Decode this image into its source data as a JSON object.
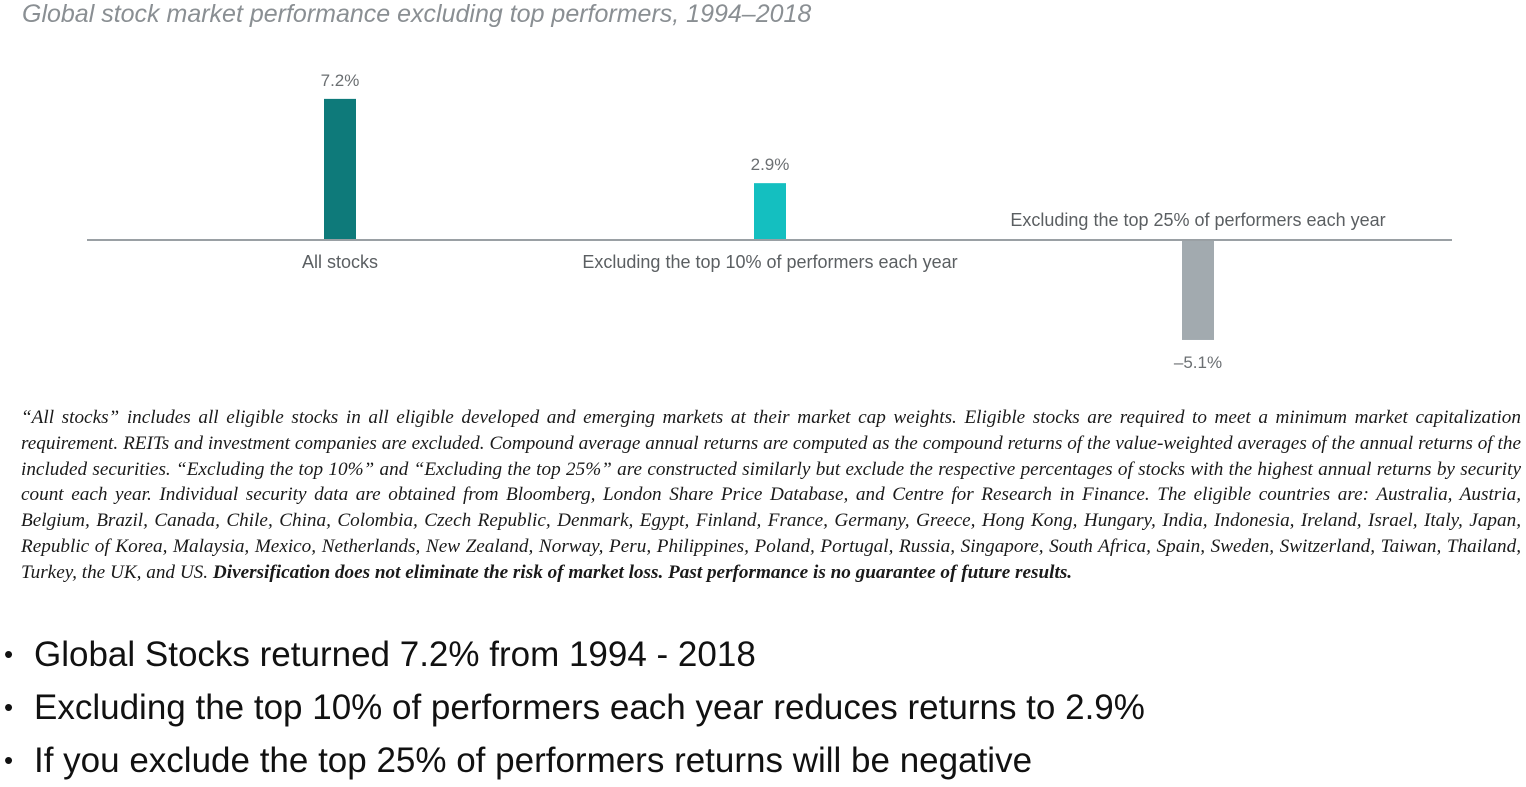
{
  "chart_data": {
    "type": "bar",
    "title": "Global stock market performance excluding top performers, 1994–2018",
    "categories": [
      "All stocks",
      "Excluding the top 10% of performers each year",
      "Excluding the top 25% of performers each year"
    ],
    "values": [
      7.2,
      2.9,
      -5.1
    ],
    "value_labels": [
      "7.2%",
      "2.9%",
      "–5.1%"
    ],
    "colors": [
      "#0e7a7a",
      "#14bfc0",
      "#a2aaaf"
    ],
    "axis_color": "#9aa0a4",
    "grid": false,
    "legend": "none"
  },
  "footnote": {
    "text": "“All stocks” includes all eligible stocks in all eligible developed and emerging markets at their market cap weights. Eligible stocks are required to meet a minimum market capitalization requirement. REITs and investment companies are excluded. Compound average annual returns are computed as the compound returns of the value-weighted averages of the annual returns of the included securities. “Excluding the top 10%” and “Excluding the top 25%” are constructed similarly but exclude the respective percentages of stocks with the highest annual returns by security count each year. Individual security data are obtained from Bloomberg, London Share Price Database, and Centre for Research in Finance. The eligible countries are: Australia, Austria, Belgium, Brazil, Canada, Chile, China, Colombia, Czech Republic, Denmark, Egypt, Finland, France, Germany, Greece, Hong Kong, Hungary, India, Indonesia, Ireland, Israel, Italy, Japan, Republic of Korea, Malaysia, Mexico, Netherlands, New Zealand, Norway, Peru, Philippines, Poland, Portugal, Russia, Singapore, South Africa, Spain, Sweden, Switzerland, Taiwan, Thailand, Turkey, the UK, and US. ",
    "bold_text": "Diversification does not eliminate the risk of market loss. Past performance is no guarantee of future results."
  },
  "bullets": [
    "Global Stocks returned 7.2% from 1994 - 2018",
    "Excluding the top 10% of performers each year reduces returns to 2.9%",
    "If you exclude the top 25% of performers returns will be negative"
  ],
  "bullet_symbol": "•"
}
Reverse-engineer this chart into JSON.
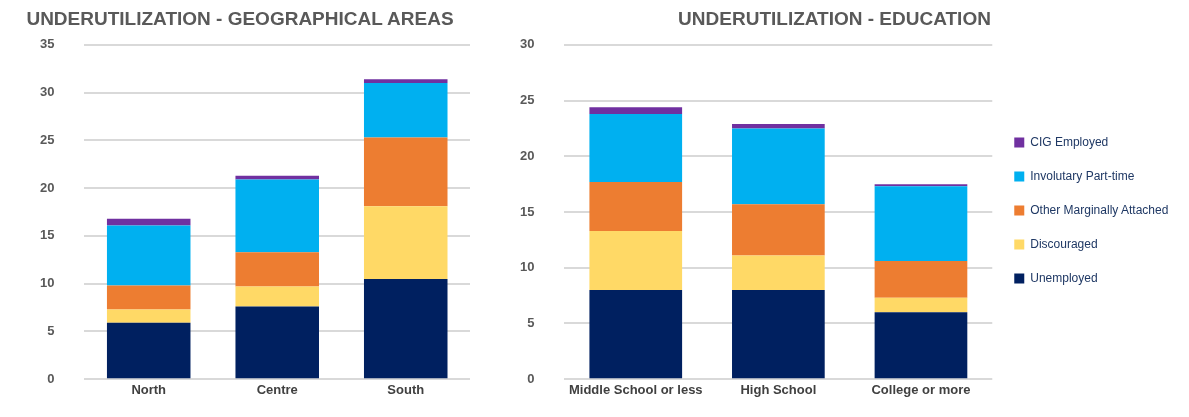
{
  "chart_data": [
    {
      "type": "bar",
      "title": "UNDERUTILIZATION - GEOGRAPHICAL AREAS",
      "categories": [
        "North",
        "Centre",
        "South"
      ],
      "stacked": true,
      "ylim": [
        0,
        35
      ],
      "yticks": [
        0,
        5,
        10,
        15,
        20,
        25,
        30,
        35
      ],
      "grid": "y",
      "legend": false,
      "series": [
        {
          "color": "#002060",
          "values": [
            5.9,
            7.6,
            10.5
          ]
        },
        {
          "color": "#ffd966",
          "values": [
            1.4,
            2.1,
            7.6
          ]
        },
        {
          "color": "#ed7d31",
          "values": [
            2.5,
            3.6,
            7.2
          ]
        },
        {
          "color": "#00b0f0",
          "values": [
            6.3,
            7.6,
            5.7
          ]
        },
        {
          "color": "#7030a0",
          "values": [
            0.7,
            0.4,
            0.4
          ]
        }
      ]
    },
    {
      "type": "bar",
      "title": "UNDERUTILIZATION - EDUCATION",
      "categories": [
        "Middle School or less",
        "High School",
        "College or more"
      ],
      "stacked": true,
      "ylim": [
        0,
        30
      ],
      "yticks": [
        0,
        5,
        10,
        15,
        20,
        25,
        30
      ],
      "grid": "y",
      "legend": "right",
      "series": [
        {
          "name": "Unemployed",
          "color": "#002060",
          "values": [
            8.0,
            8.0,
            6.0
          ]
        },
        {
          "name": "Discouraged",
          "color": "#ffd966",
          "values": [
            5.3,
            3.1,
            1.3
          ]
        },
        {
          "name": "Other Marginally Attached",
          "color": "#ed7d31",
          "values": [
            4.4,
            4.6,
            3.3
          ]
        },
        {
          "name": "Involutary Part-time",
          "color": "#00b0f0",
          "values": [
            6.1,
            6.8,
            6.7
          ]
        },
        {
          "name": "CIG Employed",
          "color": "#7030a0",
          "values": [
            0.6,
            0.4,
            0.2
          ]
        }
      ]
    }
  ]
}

What is required —
Copy out each record shown above without alteration, skipping any picture.

Completed task —
Decode this image into its source data as a JSON object.
{
  "chart_data": {
    "type": "bar",
    "title": "Global stock market performance excluding top performers, 1994–2018",
    "categories": [
      "All stocks",
      "Excluding the top 10% of performers each year",
      "Excluding the top 25% of performers each year"
    ],
    "values": [
      7.2,
      2.9,
      -5.1
    ],
    "value_labels": [
      "7.2%",
      "2.9%",
      "–5.1%"
    ],
    "colors": [
      "#0e7a7a",
      "#14bfc0",
      "#a2aaaf"
    ],
    "axis_color": "#9aa0a4",
    "grid": false,
    "legend": "none"
  },
  "footnote": {
    "text": "“All stocks” includes all eligible stocks in all eligible developed and emerging markets at their market cap weights. Eligible stocks are required to meet a minimum market capitalization requirement. REITs and investment companies are excluded. Compound average annual returns are computed as the compound returns of the value-weighted averages of the annual returns of the included securities. “Excluding the top 10%” and “Excluding the top 25%” are constructed similarly but exclude the respective percentages of stocks with the highest annual returns by security count each year. Individual security data are obtained from Bloomberg, London Share Price Database, and Centre for Research in Finance. The eligible countries are: Australia, Austria, Belgium, Brazil, Canada, Chile, China, Colombia, Czech Republic, Denmark, Egypt, Finland, France, Germany, Greece, Hong Kong, Hungary, India, Indonesia, Ireland, Israel, Italy, Japan, Republic of Korea, Malaysia, Mexico, Netherlands, New Zealand, Norway, Peru, Philippines, Poland, Portugal, Russia, Singapore, South Africa, Spain, Sweden, Switzerland, Taiwan, Thailand, Turkey, the UK, and US. ",
    "bold_text": "Diversification does not eliminate the risk of market loss. Past performance is no guarantee of future results."
  },
  "bullets": [
    "Global Stocks returned 7.2% from 1994 - 2018",
    "Excluding the top 10% of performers each year reduces returns to 2.9%",
    "If you exclude the top 25% of performers returns will be negative"
  ],
  "bullet_symbol": "•"
}
Reverse-engineer this chart into JSON.
{
  "chart_data": [
    {
      "type": "bar",
      "title": "UNDERUTILIZATION - GEOGRAPHICAL AREAS",
      "categories": [
        "North",
        "Centre",
        "South"
      ],
      "stacked": true,
      "ylim": [
        0,
        35
      ],
      "yticks": [
        0,
        5,
        10,
        15,
        20,
        25,
        30,
        35
      ],
      "grid": "y",
      "legend": false,
      "series": [
        {
          "color": "#002060",
          "values": [
            5.9,
            7.6,
            10.5
          ]
        },
        {
          "color": "#ffd966",
          "values": [
            1.4,
            2.1,
            7.6
          ]
        },
        {
          "color": "#ed7d31",
          "values": [
            2.5,
            3.6,
            7.2
          ]
        },
        {
          "color": "#00b0f0",
          "values": [
            6.3,
            7.6,
            5.7
          ]
        },
        {
          "color": "#7030a0",
          "values": [
            0.7,
            0.4,
            0.4
          ]
        }
      ]
    },
    {
      "type": "bar",
      "title": "UNDERUTILIZATION - EDUCATION",
      "categories": [
        "Middle School or less",
        "High School",
        "College or more"
      ],
      "stacked": true,
      "ylim": [
        0,
        30
      ],
      "yticks": [
        0,
        5,
        10,
        15,
        20,
        25,
        30
      ],
      "grid": "y",
      "legend": "right",
      "series": [
        {
          "name": "Unemployed",
          "color": "#002060",
          "values": [
            8.0,
            8.0,
            6.0
          ]
        },
        {
          "name": "Discouraged",
          "color": "#ffd966",
          "values": [
            5.3,
            3.1,
            1.3
          ]
        },
        {
          "name": "Other Marginally Attached",
          "color": "#ed7d31",
          "values": [
            4.4,
            4.6,
            3.3
          ]
        },
        {
          "name": "Involutary Part-time",
          "color": "#00b0f0",
          "values": [
            6.1,
            6.8,
            6.7
          ]
        },
        {
          "name": "CIG Employed",
          "color": "#7030a0",
          "values": [
            0.6,
            0.4,
            0.2
          ]
        }
      ]
    }
  ]
}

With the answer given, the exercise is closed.